[Records excerpted from a collection]
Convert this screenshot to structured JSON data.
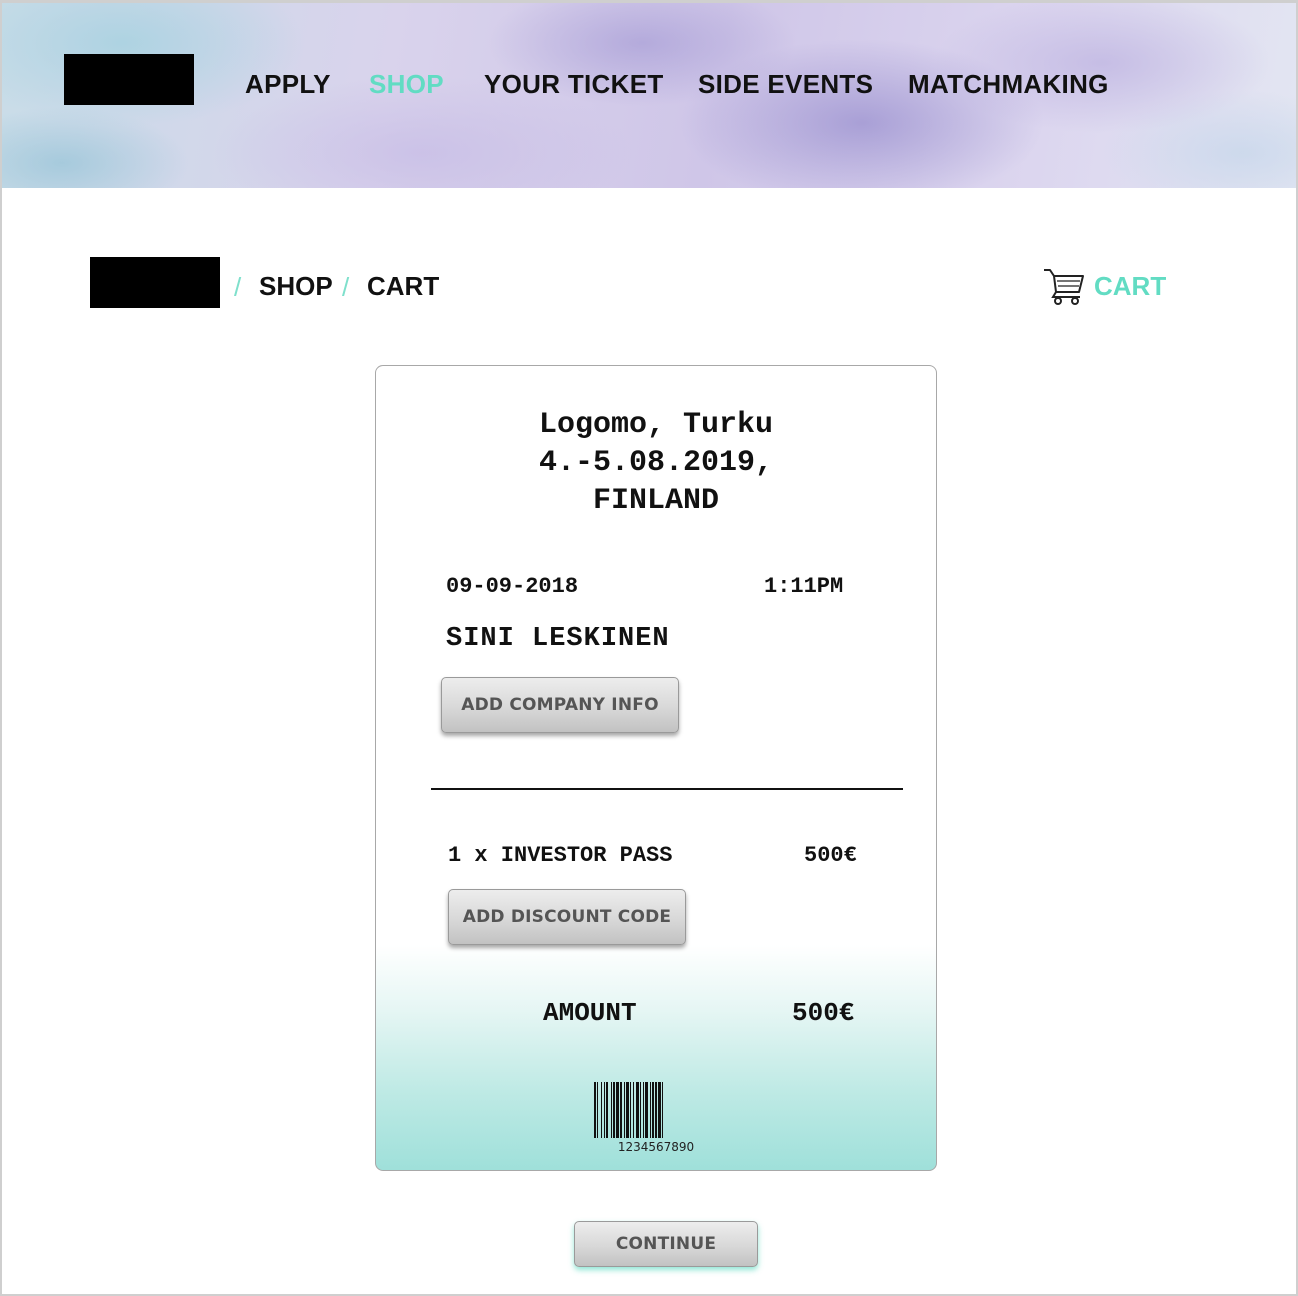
{
  "nav": {
    "items": [
      {
        "label": "APPLY",
        "active": false
      },
      {
        "label": "SHOP",
        "active": true
      },
      {
        "label": "YOUR TICKET",
        "active": false
      },
      {
        "label": "SIDE EVENTS",
        "active": false
      },
      {
        "label": "MATCHMAKING",
        "active": false
      }
    ]
  },
  "breadcrumb": {
    "separator": "/",
    "items": [
      "SHOP",
      "CART"
    ]
  },
  "cart": {
    "icon": "cart-icon",
    "label": "CART"
  },
  "receipt": {
    "venue_line1": "Logomo, Turku",
    "venue_line2": "4.-5.08.2019,",
    "venue_line3": "FINLAND",
    "date": "09-09-2018",
    "time": "1:11PM",
    "name": "SINI LESKINEN",
    "add_company_label": "ADD COMPANY INFO",
    "item_label": "1 x INVESTOR PASS",
    "item_price": "500€",
    "add_discount_label": "ADD DISCOUNT CODE",
    "amount_label": "AMOUNT",
    "amount_value": "500€",
    "barcode_number": "1234567890"
  },
  "continue_label": "CONTINUE",
  "colors": {
    "accent": "#62dcc3",
    "text": "#111111",
    "button": "#d8d8d8"
  }
}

# Objective:
Output every entry word for word, but omit the pictures.

# Final answer:
Convert this screenshot to structured JSON data.
{
  "nav": {
    "items": [
      {
        "label": "APPLY",
        "active": false
      },
      {
        "label": "SHOP",
        "active": true
      },
      {
        "label": "YOUR TICKET",
        "active": false
      },
      {
        "label": "SIDE EVENTS",
        "active": false
      },
      {
        "label": "MATCHMAKING",
        "active": false
      }
    ]
  },
  "breadcrumb": {
    "separator": "/",
    "items": [
      "SHOP",
      "CART"
    ]
  },
  "cart": {
    "icon": "cart-icon",
    "label": "CART"
  },
  "receipt": {
    "venue_line1": "Logomo, Turku",
    "venue_line2": "4.-5.08.2019,",
    "venue_line3": "FINLAND",
    "date": "09-09-2018",
    "time": "1:11PM",
    "name": "SINI LESKINEN",
    "add_company_label": "ADD COMPANY INFO",
    "item_label": "1 x INVESTOR PASS",
    "item_price": "500€",
    "add_discount_label": "ADD DISCOUNT CODE",
    "amount_label": "AMOUNT",
    "amount_value": "500€",
    "barcode_number": "1234567890"
  },
  "continue_label": "CONTINUE",
  "colors": {
    "accent": "#62dcc3",
    "text": "#111111",
    "button": "#d8d8d8"
  }
}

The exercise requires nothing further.